# Exercise inputs

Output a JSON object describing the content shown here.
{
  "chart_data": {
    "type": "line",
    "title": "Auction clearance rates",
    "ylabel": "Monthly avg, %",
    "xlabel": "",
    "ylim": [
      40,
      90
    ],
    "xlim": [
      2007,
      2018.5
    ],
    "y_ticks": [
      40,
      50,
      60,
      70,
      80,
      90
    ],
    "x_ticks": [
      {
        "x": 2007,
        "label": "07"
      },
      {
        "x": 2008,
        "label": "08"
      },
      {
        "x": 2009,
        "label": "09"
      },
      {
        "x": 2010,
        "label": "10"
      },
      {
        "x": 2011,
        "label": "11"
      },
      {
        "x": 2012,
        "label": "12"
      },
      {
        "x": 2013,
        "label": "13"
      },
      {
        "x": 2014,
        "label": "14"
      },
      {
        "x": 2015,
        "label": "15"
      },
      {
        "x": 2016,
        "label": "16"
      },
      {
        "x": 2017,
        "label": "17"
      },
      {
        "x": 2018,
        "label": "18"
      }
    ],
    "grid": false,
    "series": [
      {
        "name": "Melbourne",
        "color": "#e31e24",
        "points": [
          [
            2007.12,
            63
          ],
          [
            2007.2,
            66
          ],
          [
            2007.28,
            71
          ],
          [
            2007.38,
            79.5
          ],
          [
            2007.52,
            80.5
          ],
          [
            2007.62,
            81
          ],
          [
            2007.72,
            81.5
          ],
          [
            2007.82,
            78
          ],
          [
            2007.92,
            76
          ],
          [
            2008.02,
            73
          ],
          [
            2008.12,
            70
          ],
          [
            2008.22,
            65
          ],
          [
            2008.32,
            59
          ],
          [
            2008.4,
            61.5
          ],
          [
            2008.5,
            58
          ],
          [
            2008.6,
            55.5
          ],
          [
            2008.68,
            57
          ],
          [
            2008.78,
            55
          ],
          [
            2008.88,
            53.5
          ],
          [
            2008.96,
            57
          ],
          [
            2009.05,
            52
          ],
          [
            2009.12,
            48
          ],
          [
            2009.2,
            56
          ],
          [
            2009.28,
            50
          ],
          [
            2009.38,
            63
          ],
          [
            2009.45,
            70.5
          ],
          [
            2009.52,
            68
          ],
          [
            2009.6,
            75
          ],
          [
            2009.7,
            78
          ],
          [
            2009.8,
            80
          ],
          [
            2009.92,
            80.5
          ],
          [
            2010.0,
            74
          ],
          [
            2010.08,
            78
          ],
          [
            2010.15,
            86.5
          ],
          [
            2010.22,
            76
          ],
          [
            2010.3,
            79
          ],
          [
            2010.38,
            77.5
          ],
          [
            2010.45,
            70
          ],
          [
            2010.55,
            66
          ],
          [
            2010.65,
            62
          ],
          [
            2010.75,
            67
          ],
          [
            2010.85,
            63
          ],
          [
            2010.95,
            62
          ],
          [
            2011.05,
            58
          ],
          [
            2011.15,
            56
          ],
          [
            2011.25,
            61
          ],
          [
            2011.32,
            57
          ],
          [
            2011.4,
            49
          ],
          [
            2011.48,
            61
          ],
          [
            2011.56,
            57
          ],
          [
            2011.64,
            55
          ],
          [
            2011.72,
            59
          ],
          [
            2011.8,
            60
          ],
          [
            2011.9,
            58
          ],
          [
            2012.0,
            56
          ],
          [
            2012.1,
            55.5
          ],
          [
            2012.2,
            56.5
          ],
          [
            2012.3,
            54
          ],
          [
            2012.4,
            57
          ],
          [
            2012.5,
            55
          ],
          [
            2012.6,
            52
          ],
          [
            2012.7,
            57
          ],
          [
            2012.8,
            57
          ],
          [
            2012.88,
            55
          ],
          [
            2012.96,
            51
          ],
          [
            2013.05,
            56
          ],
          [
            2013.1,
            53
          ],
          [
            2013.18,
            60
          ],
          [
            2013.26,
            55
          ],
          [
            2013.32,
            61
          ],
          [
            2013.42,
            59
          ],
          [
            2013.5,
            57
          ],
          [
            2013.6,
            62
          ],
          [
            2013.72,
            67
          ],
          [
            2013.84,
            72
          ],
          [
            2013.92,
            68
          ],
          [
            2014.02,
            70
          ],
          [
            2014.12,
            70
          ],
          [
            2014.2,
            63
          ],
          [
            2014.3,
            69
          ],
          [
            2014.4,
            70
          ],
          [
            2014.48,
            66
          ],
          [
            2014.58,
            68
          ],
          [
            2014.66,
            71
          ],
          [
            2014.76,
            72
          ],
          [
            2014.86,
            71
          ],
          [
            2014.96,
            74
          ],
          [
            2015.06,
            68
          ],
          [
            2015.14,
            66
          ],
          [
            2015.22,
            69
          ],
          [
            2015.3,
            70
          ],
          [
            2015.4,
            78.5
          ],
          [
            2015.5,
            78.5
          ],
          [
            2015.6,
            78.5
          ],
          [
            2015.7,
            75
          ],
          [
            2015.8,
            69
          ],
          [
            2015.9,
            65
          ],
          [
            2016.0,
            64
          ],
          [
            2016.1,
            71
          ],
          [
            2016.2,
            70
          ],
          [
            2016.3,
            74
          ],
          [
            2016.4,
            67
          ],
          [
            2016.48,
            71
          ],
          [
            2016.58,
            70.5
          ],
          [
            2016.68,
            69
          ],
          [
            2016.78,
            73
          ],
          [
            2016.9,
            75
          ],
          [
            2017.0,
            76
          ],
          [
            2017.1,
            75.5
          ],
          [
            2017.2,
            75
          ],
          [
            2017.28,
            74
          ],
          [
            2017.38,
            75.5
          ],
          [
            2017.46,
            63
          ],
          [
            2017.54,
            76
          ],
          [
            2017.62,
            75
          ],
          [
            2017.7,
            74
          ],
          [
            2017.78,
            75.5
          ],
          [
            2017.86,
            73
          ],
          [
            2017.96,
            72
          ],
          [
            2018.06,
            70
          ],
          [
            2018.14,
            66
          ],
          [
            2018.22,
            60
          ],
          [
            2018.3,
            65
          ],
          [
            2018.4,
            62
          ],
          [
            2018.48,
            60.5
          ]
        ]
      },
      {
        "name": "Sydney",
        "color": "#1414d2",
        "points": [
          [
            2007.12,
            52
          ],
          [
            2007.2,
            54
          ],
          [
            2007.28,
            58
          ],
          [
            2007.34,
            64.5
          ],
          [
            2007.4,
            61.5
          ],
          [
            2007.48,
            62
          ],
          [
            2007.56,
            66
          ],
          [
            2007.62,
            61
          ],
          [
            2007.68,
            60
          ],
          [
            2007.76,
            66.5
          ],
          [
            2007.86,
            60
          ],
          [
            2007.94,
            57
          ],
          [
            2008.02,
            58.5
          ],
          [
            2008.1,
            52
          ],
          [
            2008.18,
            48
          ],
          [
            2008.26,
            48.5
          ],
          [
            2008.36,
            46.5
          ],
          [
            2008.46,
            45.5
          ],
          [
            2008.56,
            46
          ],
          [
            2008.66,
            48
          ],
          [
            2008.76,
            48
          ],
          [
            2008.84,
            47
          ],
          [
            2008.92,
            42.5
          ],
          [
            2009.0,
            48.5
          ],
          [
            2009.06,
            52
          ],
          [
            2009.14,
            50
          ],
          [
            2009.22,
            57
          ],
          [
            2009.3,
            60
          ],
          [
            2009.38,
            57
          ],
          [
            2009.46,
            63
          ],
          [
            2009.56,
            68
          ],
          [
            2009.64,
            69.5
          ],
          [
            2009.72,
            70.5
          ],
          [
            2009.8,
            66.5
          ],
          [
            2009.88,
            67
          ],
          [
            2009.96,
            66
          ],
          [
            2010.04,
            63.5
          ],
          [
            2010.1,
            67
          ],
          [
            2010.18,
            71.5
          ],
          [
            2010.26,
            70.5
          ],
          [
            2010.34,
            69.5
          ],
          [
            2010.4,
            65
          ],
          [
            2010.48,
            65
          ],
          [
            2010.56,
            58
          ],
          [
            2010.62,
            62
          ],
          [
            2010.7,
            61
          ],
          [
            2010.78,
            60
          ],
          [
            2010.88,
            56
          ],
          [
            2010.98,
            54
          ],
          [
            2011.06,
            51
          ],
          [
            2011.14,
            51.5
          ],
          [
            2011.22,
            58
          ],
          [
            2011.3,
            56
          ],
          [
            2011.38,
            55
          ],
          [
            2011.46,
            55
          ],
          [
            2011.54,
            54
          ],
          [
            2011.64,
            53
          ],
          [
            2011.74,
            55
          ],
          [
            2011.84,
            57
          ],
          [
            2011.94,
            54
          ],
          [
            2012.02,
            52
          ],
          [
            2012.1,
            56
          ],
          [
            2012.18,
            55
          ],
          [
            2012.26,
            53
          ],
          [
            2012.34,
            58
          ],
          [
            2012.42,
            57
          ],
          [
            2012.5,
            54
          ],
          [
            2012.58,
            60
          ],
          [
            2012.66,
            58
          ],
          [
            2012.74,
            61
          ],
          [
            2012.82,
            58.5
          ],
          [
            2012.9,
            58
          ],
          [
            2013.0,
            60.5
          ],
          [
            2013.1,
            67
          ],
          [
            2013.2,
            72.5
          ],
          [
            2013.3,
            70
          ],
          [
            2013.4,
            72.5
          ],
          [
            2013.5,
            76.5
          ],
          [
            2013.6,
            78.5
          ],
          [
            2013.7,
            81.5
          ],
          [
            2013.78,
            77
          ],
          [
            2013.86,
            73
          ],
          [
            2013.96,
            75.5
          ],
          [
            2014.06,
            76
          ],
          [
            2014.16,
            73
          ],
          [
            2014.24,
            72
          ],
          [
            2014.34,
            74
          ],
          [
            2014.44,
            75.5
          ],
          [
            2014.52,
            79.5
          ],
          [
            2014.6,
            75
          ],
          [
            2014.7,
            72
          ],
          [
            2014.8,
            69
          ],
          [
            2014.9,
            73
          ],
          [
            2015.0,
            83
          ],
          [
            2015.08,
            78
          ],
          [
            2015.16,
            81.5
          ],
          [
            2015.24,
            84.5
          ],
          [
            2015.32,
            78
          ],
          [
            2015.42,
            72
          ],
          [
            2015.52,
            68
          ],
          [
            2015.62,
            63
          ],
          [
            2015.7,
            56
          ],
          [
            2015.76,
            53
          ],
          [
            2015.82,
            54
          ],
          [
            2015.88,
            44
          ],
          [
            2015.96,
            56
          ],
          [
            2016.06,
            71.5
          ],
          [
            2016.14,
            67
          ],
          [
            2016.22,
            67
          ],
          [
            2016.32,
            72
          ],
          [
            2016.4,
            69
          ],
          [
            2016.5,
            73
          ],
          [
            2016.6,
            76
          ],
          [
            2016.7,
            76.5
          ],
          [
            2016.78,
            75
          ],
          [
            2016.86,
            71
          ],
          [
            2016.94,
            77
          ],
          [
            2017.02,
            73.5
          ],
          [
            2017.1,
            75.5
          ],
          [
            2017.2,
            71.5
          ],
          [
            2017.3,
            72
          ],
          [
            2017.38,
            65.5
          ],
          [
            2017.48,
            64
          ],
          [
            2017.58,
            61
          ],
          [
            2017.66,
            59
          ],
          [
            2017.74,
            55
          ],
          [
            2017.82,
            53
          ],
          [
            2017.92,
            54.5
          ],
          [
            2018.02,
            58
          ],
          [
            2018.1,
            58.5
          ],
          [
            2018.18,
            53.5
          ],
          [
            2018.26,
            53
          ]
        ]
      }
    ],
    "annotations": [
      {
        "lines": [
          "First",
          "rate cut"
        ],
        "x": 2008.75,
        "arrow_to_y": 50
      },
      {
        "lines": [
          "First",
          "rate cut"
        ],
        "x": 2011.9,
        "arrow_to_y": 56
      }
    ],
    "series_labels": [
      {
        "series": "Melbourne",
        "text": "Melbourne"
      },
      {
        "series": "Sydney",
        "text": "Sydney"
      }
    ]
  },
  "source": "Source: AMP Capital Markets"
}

# Exercise goal
Scan the material for lines with the word "Sydney", and copy each line you find.

# Solution to the problem
        "name": "Sydney",
        "series": "Sydney",
        "text": "Sydney"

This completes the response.